Dataset records:
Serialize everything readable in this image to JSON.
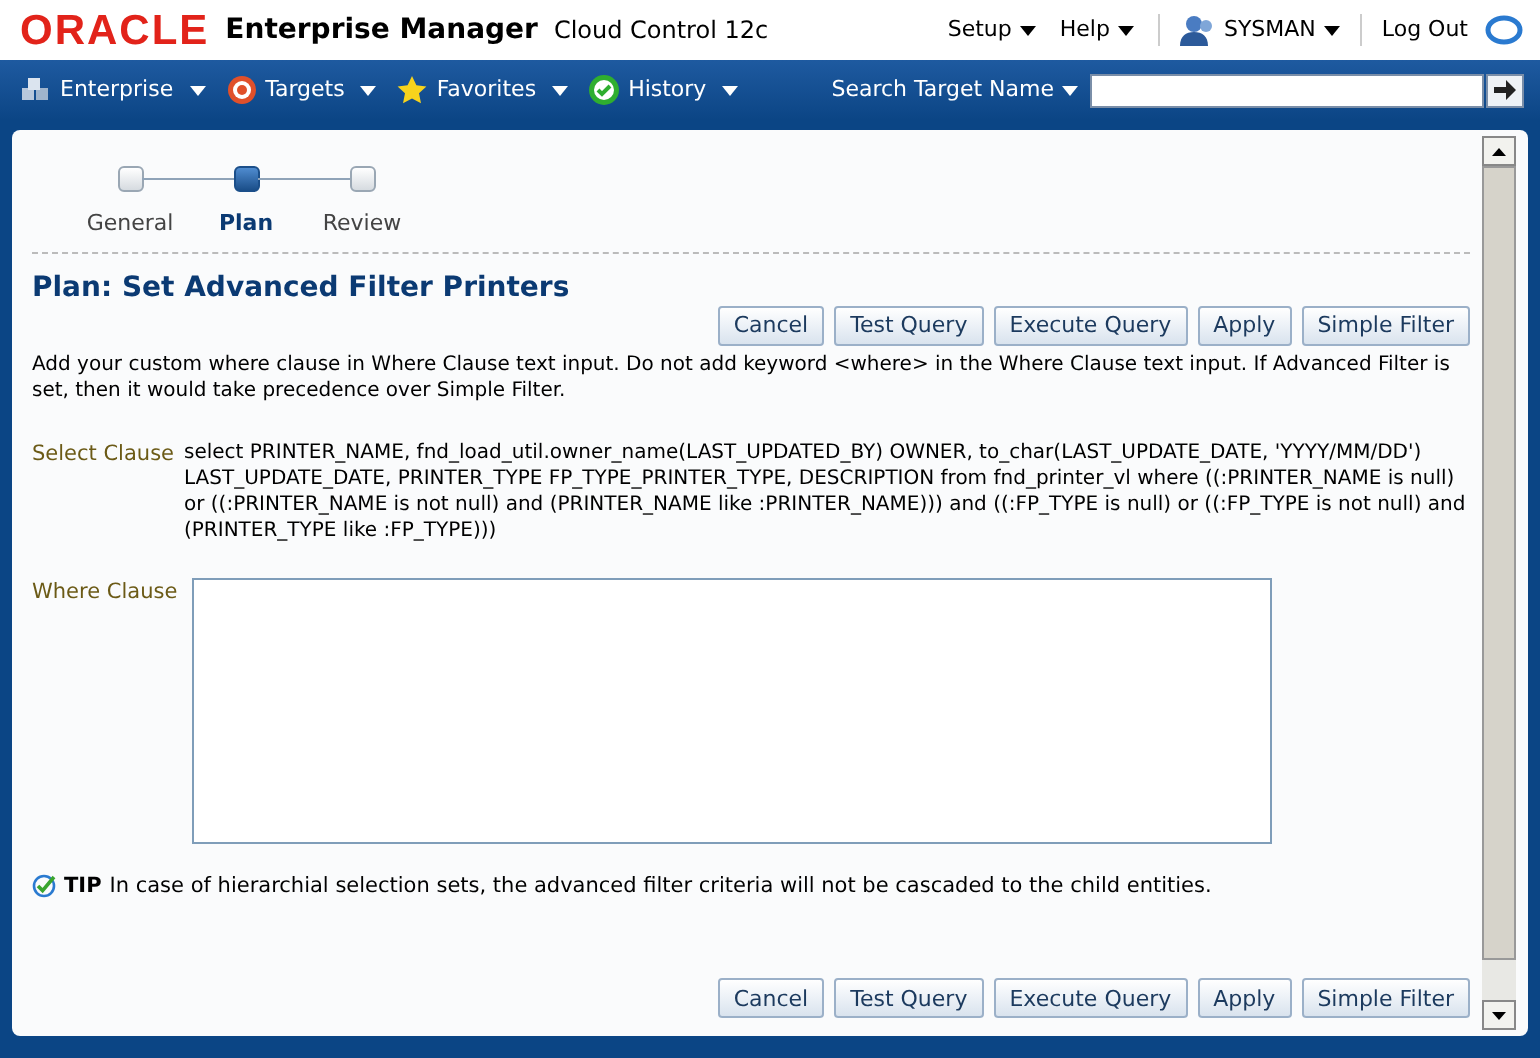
{
  "header": {
    "logo": "ORACLE",
    "product": "Enterprise Manager",
    "edition": "Cloud Control 12c",
    "menus": [
      "Setup",
      "Help"
    ],
    "user": "SYSMAN",
    "logout": "Log Out"
  },
  "nav": {
    "items": [
      {
        "label": "Enterprise",
        "kind": "enterprise"
      },
      {
        "label": "Targets",
        "kind": "targets"
      },
      {
        "label": "Favorites",
        "kind": "favorites"
      },
      {
        "label": "History",
        "kind": "history"
      }
    ],
    "search_label": "Search Target Name"
  },
  "train": [
    {
      "label": "General",
      "selected": false
    },
    {
      "label": "Plan",
      "selected": true
    },
    {
      "label": "Review",
      "selected": false
    }
  ],
  "title": "Plan: Set Advanced Filter Printers",
  "buttons_top": [
    "Cancel",
    "Test Query",
    "Execute Query",
    "Apply",
    "Simple Filter"
  ],
  "instructions": "Add your custom where clause in Where Clause text input. Do not add keyword <where> in the Where Clause text input. If Advanced Filter is set, then it would take precedence over Simple Filter.",
  "select_clause": {
    "label": "Select Clause",
    "value": "select PRINTER_NAME, fnd_load_util.owner_name(LAST_UPDATED_BY) OWNER, to_char(LAST_UPDATE_DATE, 'YYYY/MM/DD') LAST_UPDATE_DATE, PRINTER_TYPE FP_TYPE_PRINTER_TYPE, DESCRIPTION from fnd_printer_vl where ((:PRINTER_NAME is null) or ((:PRINTER_NAME is not null) and (PRINTER_NAME like :PRINTER_NAME))) and ((:FP_TYPE is null) or ((:FP_TYPE is not null) and (PRINTER_TYPE like :FP_TYPE)))"
  },
  "where_clause": {
    "label": "Where Clause"
  },
  "tip": {
    "label": "TIP",
    "text": "In case of hierarchial selection sets, the advanced filter criteria will not be cascaded to the child entities."
  },
  "buttons_bottom": [
    "Cancel",
    "Test Query",
    "Execute Query",
    "Apply",
    "Simple Filter"
  ]
}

GIVEN EXERCISE:
Tell how many lines in the records above contain "Plan", giving the number and no other words.

ANSWER TO THIS EXERCISE:
2